DATA SHOWN
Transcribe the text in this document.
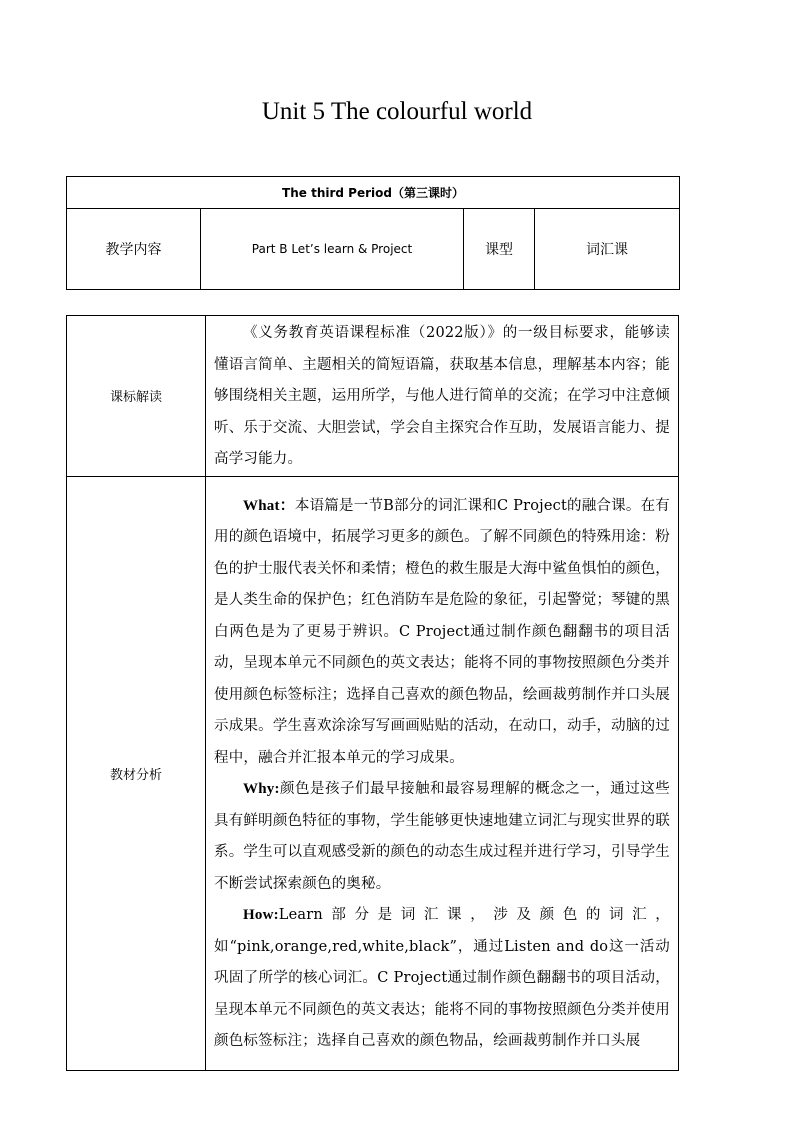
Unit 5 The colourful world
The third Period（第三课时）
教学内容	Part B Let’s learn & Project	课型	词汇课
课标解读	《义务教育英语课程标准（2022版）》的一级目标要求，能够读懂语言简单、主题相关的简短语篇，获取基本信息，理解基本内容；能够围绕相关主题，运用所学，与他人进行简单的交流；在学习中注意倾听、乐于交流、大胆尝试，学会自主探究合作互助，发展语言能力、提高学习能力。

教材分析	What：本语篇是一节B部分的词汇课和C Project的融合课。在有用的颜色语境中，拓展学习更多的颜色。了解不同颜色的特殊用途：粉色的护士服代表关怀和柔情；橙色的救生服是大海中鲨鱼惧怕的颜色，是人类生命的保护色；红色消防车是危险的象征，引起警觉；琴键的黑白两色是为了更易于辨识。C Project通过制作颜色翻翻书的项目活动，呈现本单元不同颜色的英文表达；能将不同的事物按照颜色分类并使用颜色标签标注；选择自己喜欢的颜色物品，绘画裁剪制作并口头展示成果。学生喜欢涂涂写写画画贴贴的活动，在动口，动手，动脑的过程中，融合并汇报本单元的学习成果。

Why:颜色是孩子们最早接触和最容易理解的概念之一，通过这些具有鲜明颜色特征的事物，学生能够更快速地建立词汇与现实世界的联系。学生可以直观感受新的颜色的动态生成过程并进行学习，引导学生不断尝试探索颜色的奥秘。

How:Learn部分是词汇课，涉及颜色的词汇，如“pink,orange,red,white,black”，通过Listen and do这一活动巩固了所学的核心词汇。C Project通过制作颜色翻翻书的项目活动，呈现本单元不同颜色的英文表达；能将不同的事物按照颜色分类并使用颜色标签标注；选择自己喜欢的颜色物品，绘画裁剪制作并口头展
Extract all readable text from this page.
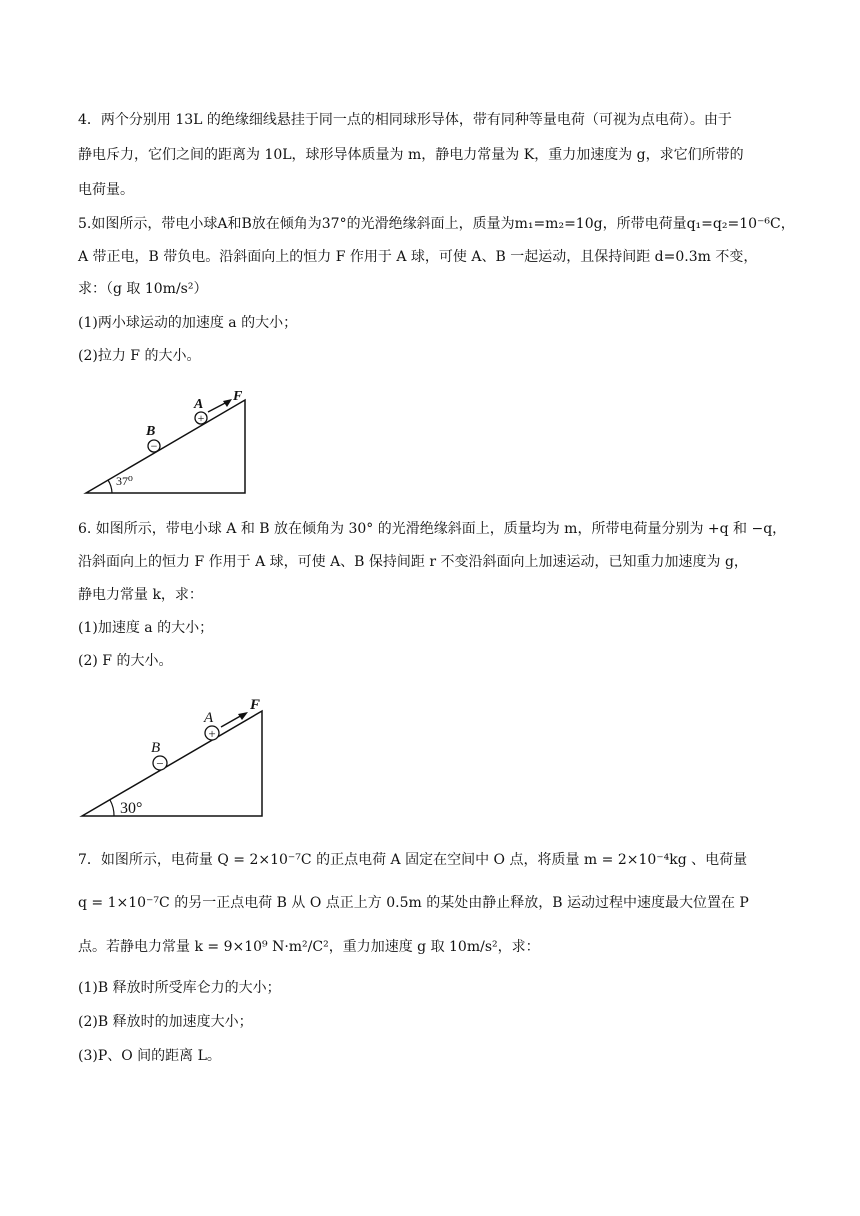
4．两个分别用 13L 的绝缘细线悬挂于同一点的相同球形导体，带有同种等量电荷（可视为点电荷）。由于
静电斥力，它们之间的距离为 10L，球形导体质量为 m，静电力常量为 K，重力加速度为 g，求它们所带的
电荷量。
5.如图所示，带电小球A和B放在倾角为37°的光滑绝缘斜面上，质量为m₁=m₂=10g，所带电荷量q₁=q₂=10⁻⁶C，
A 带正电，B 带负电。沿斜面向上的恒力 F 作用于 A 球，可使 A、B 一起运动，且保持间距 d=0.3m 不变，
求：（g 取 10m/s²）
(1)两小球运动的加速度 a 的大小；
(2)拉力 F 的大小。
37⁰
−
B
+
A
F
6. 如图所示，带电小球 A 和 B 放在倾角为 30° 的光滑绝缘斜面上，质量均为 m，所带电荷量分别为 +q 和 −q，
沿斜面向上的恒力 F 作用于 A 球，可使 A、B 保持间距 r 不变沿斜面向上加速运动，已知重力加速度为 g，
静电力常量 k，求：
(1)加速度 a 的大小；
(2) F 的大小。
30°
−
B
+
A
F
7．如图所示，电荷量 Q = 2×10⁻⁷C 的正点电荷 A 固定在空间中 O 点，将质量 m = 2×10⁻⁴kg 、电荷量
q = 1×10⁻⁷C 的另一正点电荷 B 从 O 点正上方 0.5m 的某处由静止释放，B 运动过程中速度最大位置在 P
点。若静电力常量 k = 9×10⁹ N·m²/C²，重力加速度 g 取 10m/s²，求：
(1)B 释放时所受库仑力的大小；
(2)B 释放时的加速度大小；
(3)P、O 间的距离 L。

STATED PROBLEM
Select every line in the material above where the string "的光滑绝缘斜面上" occurs, and copy it.

FINISHED EXERCISE
5.如图所示，带电小球A和B放在倾角为37°的光滑绝缘斜面上，质量为m₁=m₂=10g，所带电荷量q₁=q₂=10⁻⁶C，
6. 如图所示，带电小球 A 和 B 放在倾角为 30° 的光滑绝缘斜面上，质量均为 m，所带电荷量分别为 +q 和 −q，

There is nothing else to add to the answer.